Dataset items
* * *
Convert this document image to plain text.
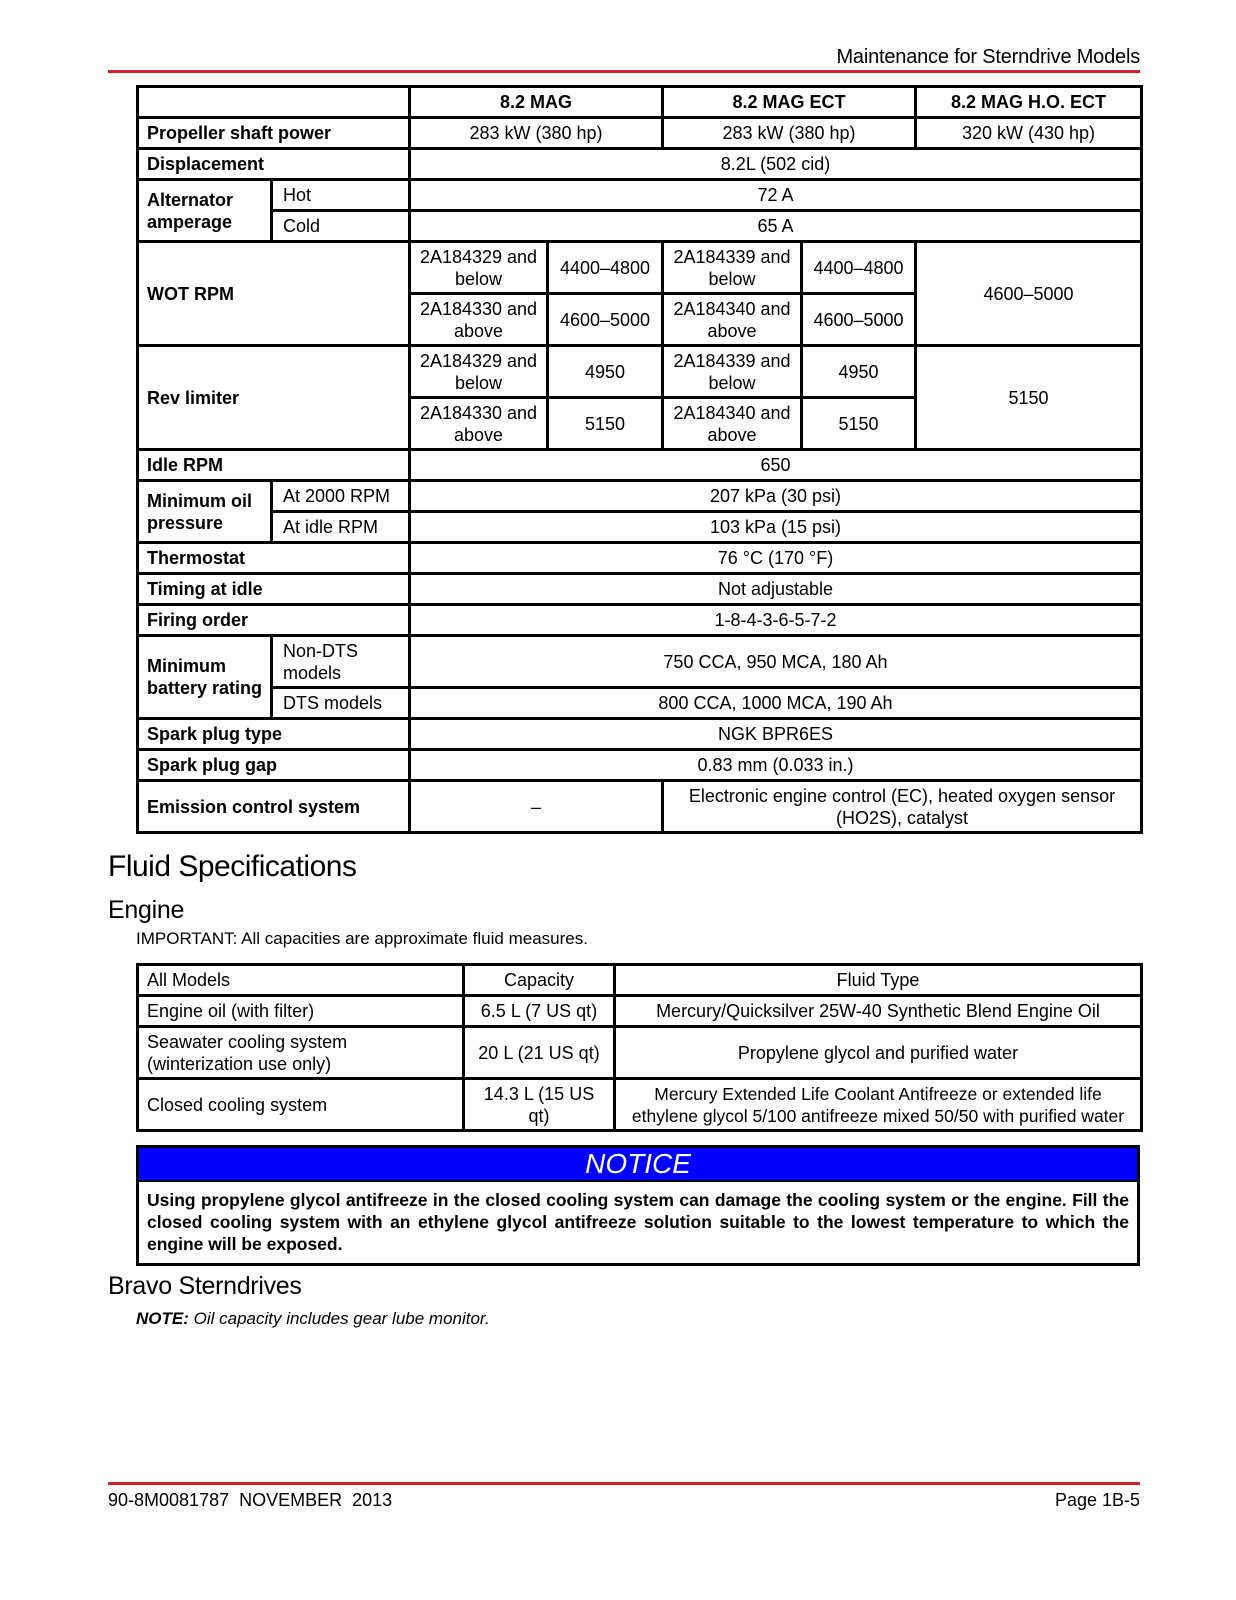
Maintenance for Sterndrive Models
		8.2 MAG		8.2 MAG ECT		8.2 MAG H.O. ECT
Propeller shaft power		283 kW (380 hp)		283 kW (380 hp)		320 kW (430 hp)
Displacement		8.2L (502 cid)				
Alternator amperage	Hot	72 A				
	Cold	65 A				
WOT RPM		2A184329 and below	4400–4800	2A184339 and below	4400–4800	4600–5000
		2A184330 and above	4600–5000	2A184340 and above	4600–5000	
Rev limiter		2A184329 and below	4950	2A184339 and below	4950	5150
		2A184330 and above	5150	2A184340 and above	5150	
Idle RPM		650				
Minimum oil pressure	At 2000 RPM	207 kPa (30 psi)				
	At idle RPM	103 kPa (15 psi)				
Thermostat		76 °C (170 °F)				
Timing at idle		Not adjustable				
Firing order		1-8-4-3-6-5-7-2				
Minimum battery rating	Non-DTS models	750 CCA, 950 MCA, 180 Ah				
	DTS models	800 CCA, 1000 MCA, 190 Ah				
Spark plug type		NGK BPR6ES				
Spark plug gap		0.83 mm (0.033 in.)				
Emission control system		–		Electronic engine control (EC), heated oxygen sensor (HO2S), catalyst		
Fluid Specifications
Engine
IMPORTANT: All capacities are approximate fluid measures.
All Models	Capacity	Fluid Type
Engine oil (with filter)	6.5 L (7 US qt)	Mercury/Quicksilver 25W-40 Synthetic Blend Engine Oil
Seawater cooling system (winterization use only)	20 L (21 US qt)	Propylene glycol and purified water
Closed cooling system	14.3 L (15 US qt)	Mercury Extended Life Coolant Antifreeze or extended life ethylene glycol 5/100 antifreeze mixed 50/50 with purified water
NOTICE
Using propylene glycol antifreeze in the closed cooling system can damage the cooling system or the engine. Fill the closed cooling system with an ethylene glycol antifreeze solution suitable to the lowest temperature to which the engine will be exposed.
Bravo Sterndrives
NOTE: Oil capacity includes gear lube monitor.
90-8M0081787  NOVEMBER  2013	Page 1B-5
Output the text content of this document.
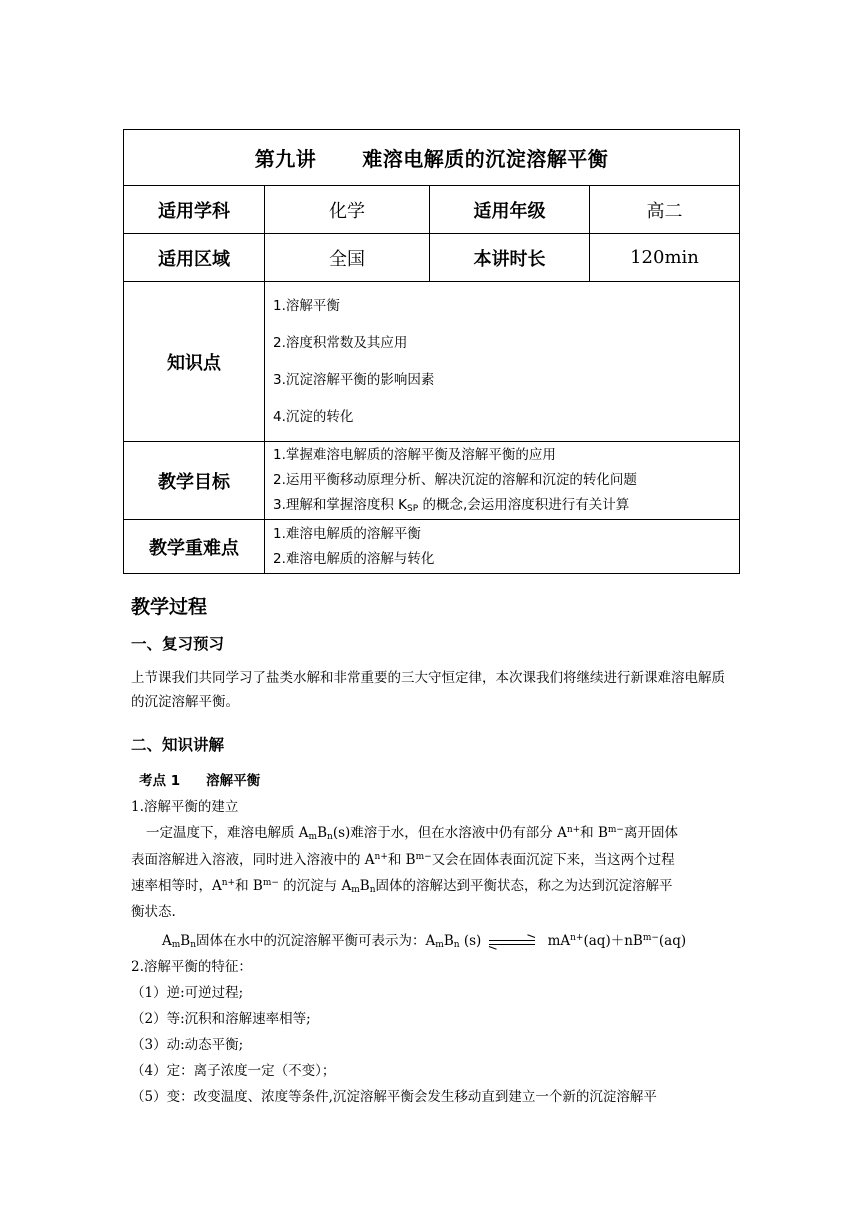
第九讲 难溶电解质的沉淀溶解平衡			
适用学科	化学	适用年级	高二
适用区域	全国	本讲时长	120min
知识点	1.溶解平衡
2.溶度积常数及其应用
3.沉淀溶解平衡的影响因素
4.沉淀的转化		

教学目标	1.掌握难溶电解质的溶解平衡及溶解平衡的应用
2.运用平衡移动原理分析、解决沉淀的溶解和沉淀的转化问题
3.理解和掌握溶度积 $K_{SP}$ 的概念,会运用溶度积进行有关计算		

教学重难点	1.难溶电解质的溶解平衡
2.难溶电解质的溶解与转化		
教学过程
一、复习预习
上节课我们共同学习了盐类水解和非常重要的三大守恒定律，本次课我们将继续进行新课难溶电解质的沉淀溶解平衡。
二、知识讲解
考点 1 溶解平衡
1.溶解平衡的建立
一定温度下，难溶电解质 $A_mB_n(s)$难溶于水，但在水溶液中仍有部分 $A^{n+}$和 $B^{m-}$离开固体
表面溶解进入溶液，同时进入溶液中的 $A^{n+}$和 $B^{m-}$又会在固体表面沉淀下来，当这两个过程
速率相等时，$A^{n+}$和 $B^{m-}$ 的沉淀与 $A_mB_n$固体的溶解达到平衡状态，称之为达到沉淀溶解平
衡状态.
$A_mB_n$固体在水中的沉淀溶解平衡可表示为：$A_mB_n$ (s) ⇌ $mA^{n+}(aq)+nB^{m-}(aq)$
2.溶解平衡的特征：
（1）逆:可逆过程;
（2）等:沉积和溶解速率相等;
（3）动:动态平衡;
（4）定：离子浓度一定（不变）；
（5）变：改变温度、浓度等条件,沉淀溶解平衡会发生移动直到建立一个新的沉淀溶解平
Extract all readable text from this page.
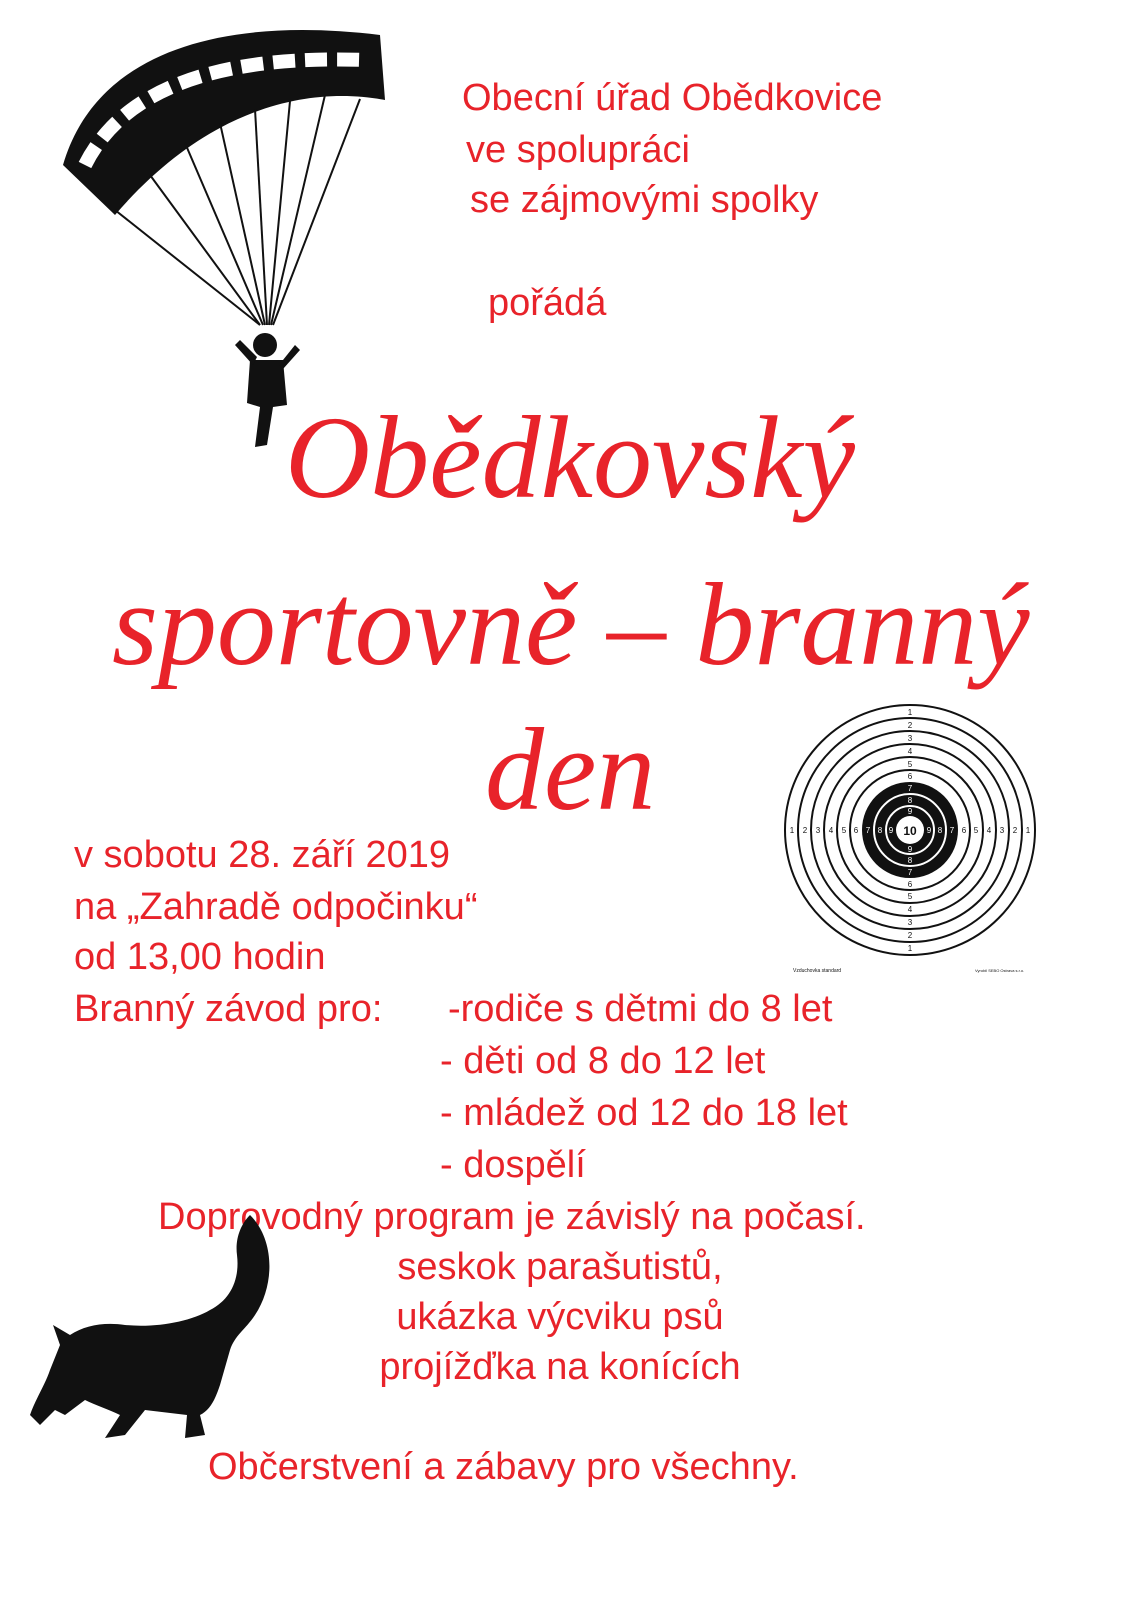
Obecní úřad Obědkovice
ve spolupráci
se zájmovými spolky
pořádá
Obědkovský
sportovně – branný
den	10
1	1
1
1
2	2
2
2
3	3
3
3
4	4
4
4
5	5
5
5
6	6
6
6
7	7
7
7
8	8
8
8
9	9
9
9
Vzduchovka standard	Vyrobil SEBO Ostrava s.r.o.
v sobotu 28. září 2019
na „Zahradě odpočinku“
od 13,00 hodin
Branný závod pro: -rodiče s dětmi do 8 let
- děti od 8 do 12 let
- mládež od 12 do 18 let
- dospělí
Doprovodný program je závislý na počasí.
seskok parašutistů,
ukázka výcviku psů
projížďka na konících
Občerstvení a zábavy pro všechny.
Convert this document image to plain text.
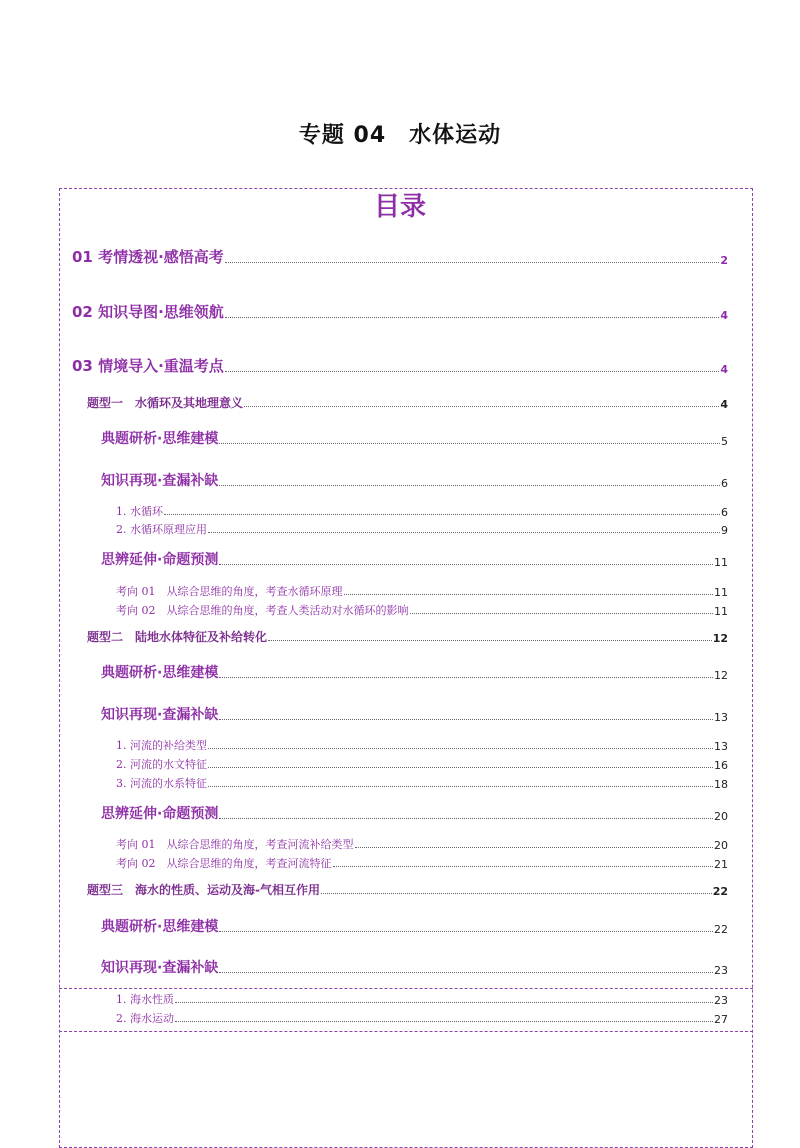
专题 04　水体运动
目录
01 考情透视·感悟高考	2
02 知识导图·思维领航	4
03 情境导入·重温考点	4
题型一　水循环及其地理意义	4
典题研析·思维建模	5
知识再现·查漏补缺	6
1. 水循环	6
2. 水循环原理应用	9
思辨延伸·命题预测	11
考向 01　从综合思维的角度，考查水循环原理	11
考向 02　从综合思维的角度，考查人类活动对水循环的影响	11
题型二　陆地水体特征及补给转化	12
典题研析·思维建模	12
知识再现·查漏补缺	13
1. 河流的补给类型	13
2. 河流的水文特征	16
3. 河流的水系特征	18
思辨延伸·命题预测	20
考向 01　从综合思维的角度，考查河流补给类型	20
考向 02　从综合思维的角度，考查河流特征	21
题型三　海水的性质、运动及海-气相互作用	22
典题研析·思维建模	22
知识再现·查漏补缺	23
1. 海水性质	23
2. 海水运动	27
* * *
Pass over all pictures while writing out the lines from the line with "Output the text content of this document." through the last line exactly.

Output the text content of this document.
第九讲 难溶电解质的沉淀溶解平衡			
适用学科	化学	适用年级	高二
适用区域	全国	本讲时长	120min
知识点	1.溶解平衡
2.溶度积常数及其应用
3.沉淀溶解平衡的影响因素
4.沉淀的转化		

教学目标	1.掌握难溶电解质的溶解平衡及溶解平衡的应用
2.运用平衡移动原理分析、解决沉淀的溶解和沉淀的转化问题
3.理解和掌握溶度积 $K_{SP}$ 的概念,会运用溶度积进行有关计算		

教学重难点	1.难溶电解质的溶解平衡
2.难溶电解质的溶解与转化		
教学过程
一、复习预习
上节课我们共同学习了盐类水解和非常重要的三大守恒定律，本次课我们将继续进行新课难溶电解质的沉淀溶解平衡。
二、知识讲解
考点 1 溶解平衡
1.溶解平衡的建立
一定温度下，难溶电解质 $A_mB_n(s)$难溶于水，但在水溶液中仍有部分 $A^{n+}$和 $B^{m-}$离开固体
表面溶解进入溶液，同时进入溶液中的 $A^{n+}$和 $B^{m-}$又会在固体表面沉淀下来，当这两个过程
速率相等时，$A^{n+}$和 $B^{m-}$ 的沉淀与 $A_mB_n$固体的溶解达到平衡状态，称之为达到沉淀溶解平
衡状态.
$A_mB_n$固体在水中的沉淀溶解平衡可表示为：$A_mB_n$ (s) ⇌ $mA^{n+}(aq)+nB^{m-}(aq)$
2.溶解平衡的特征：
（1）逆:可逆过程;
（2）等:沉积和溶解速率相等;
（3）动:动态平衡;
（4）定：离子浓度一定（不变）；
（5）变：改变温度、浓度等条件,沉淀溶解平衡会发生移动直到建立一个新的沉淀溶解平
Extract all readable text from this page.
Obecní úřad Obědkovice
ve spolupráci
se zájmovými spolky
pořádá
Obědkovský
sportovně – branný
den	10
1	1
1
1
2	2
2
2
3	3
3
3
4	4
4
4
5	5
5
5
6	6
6
6
7	7
7
7
8	8
8
8
9	9
9
9
Vzduchovka standard	Vyrobil SEBO Ostrava s.r.o.
v sobotu 28. září 2019
na „Zahradě odpočinku“
od 13,00 hodin
Branný závod pro: -rodiče s dětmi do 8 let
- děti od 8 do 12 let
- mládež od 12 do 18 let
- dospělí
Doprovodný program je závislý na počasí.
seskok parašutistů,
ukázka výcviku psů
projížďka na konících
Občerstvení a zábavy pro všechny.
Convert this document image to plain text.
专题 04　水体运动
目录
01 考情透视·感悟高考	2
02 知识导图·思维领航	4
03 情境导入·重温考点	4
题型一　水循环及其地理意义	4
典题研析·思维建模	5
知识再现·查漏补缺	6
1. 水循环	6
2. 水循环原理应用	9
思辨延伸·命题预测	11
考向 01　从综合思维的角度，考查水循环原理	11
考向 02　从综合思维的角度，考查人类活动对水循环的影响	11
题型二　陆地水体特征及补给转化	12
典题研析·思维建模	12
知识再现·查漏补缺	13
1. 河流的补给类型	13
2. 河流的水文特征	16
3. 河流的水系特征	18
思辨延伸·命题预测	20
考向 01　从综合思维的角度，考查河流补给类型	20
考向 02　从综合思维的角度，考查河流特征	21
题型三　海水的性质、运动及海-气相互作用	22
典题研析·思维建模	22
知识再现·查漏补缺	23
1. 海水性质	23
2. 海水运动	27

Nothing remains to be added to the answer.